## PROBLEM
Write out each line of the material again, word for word.

(Data records)
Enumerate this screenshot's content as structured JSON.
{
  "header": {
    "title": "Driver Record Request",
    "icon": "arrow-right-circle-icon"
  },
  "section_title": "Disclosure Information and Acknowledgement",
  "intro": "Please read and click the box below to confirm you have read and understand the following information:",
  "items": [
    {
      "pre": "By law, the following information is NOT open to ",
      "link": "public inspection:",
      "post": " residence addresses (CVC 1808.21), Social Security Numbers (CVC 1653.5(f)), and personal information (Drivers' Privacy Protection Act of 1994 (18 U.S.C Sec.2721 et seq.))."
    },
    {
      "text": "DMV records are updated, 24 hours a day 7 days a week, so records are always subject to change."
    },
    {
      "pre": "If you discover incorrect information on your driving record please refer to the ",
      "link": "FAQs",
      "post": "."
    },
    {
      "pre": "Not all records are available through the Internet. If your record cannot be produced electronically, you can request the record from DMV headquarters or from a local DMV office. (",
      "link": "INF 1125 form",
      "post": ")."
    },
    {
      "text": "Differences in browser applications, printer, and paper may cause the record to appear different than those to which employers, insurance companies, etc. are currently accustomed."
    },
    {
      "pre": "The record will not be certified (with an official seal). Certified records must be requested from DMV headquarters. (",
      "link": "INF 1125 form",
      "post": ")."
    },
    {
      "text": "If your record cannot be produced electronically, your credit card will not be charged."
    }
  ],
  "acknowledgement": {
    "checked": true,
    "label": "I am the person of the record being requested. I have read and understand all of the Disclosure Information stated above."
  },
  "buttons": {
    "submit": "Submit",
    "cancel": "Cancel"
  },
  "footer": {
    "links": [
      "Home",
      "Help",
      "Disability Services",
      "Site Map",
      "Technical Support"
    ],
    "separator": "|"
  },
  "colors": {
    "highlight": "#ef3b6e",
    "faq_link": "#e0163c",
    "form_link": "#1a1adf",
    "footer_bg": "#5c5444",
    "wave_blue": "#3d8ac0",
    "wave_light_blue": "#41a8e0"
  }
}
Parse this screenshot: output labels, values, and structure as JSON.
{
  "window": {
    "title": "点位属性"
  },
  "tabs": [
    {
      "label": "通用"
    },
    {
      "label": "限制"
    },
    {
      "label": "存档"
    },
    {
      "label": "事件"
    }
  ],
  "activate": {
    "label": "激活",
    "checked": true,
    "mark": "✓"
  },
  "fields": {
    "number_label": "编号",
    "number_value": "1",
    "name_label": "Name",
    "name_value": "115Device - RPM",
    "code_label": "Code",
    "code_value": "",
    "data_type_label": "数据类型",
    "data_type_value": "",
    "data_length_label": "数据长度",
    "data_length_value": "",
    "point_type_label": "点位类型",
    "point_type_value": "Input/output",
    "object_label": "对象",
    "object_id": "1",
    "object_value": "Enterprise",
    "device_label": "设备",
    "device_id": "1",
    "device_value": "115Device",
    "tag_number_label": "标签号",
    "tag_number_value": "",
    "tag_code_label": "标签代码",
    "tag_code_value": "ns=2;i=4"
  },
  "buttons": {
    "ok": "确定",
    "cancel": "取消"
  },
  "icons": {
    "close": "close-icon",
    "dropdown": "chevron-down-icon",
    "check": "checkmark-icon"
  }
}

## ANSWER TO THIS EXERCISE
Enumerate this screenshot's content as structured JSON.
{
  "header": {
    "title": "Driver Record Request",
    "icon": "arrow-right-circle-icon"
  },
  "section_title": "Disclosure Information and Acknowledgement",
  "intro": "Please read and click the box below to confirm you have read and understand the following information:",
  "items": [
    {
      "pre": "By law, the following information is NOT open to ",
      "link": "public inspection:",
      "post": " residence addresses (CVC 1808.21), Social Security Numbers (CVC 1653.5(f)), and personal information (Drivers' Privacy Protection Act of 1994 (18 U.S.C Sec.2721 et seq.))."
    },
    {
      "text": "DMV records are updated, 24 hours a day 7 days a week, so records are always subject to change."
    },
    {
      "pre": "If you discover incorrect information on your driving record please refer to the ",
      "link": "FAQs",
      "post": "."
    },
    {
      "pre": "Not all records are available through the Internet. If your record cannot be produced electronically, you can request the record from DMV headquarters or from a local DMV office. (",
      "link": "INF 1125 form",
      "post": ")."
    },
    {
      "text": "Differences in browser applications, printer, and paper may cause the record to appear different than those to which employers, insurance companies, etc. are currently accustomed."
    },
    {
      "pre": "The record will not be certified (with an official seal). Certified records must be requested from DMV headquarters. (",
      "link": "INF 1125 form",
      "post": ")."
    },
    {
      "text": "If your record cannot be produced electronically, your credit card will not be charged."
    }
  ],
  "acknowledgement": {
    "checked": true,
    "label": "I am the person of the record being requested. I have read and understand all of the Disclosure Information stated above."
  },
  "buttons": {
    "submit": "Submit",
    "cancel": "Cancel"
  },
  "footer": {
    "links": [
      "Home",
      "Help",
      "Disability Services",
      "Site Map",
      "Technical Support"
    ],
    "separator": "|"
  },
  "colors": {
    "highlight": "#ef3b6e",
    "faq_link": "#e0163c",
    "form_link": "#1a1adf",
    "footer_bg": "#5c5444",
    "wave_blue": "#3d8ac0",
    "wave_light_blue": "#41a8e0"
  }
}
Parse this screenshot: output labels, values, and structure as JSON.
{
  "window": {
    "title": "点位属性"
  },
  "tabs": [
    {
      "label": "通用"
    },
    {
      "label": "限制"
    },
    {
      "label": "存档"
    },
    {
      "label": "事件"
    }
  ],
  "activate": {
    "label": "激活",
    "checked": true,
    "mark": "✓"
  },
  "fields": {
    "number_label": "编号",
    "number_value": "1",
    "name_label": "Name",
    "name_value": "115Device - RPM",
    "code_label": "Code",
    "code_value": "",
    "data_type_label": "数据类型",
    "data_type_value": "",
    "data_length_label": "数据长度",
    "data_length_value": "",
    "point_type_label": "点位类型",
    "point_type_value": "Input/output",
    "object_label": "对象",
    "object_id": "1",
    "object_value": "Enterprise",
    "device_label": "设备",
    "device_id": "1",
    "device_value": "115Device",
    "tag_number_label": "标签号",
    "tag_number_value": "",
    "tag_code_label": "标签代码",
    "tag_code_value": "ns=2;i=4"
  },
  "buttons": {
    "ok": "确定",
    "cancel": "取消"
  },
  "icons": {
    "close": "close-icon",
    "dropdown": "chevron-down-icon",
    "check": "checkmark-icon"
  }
}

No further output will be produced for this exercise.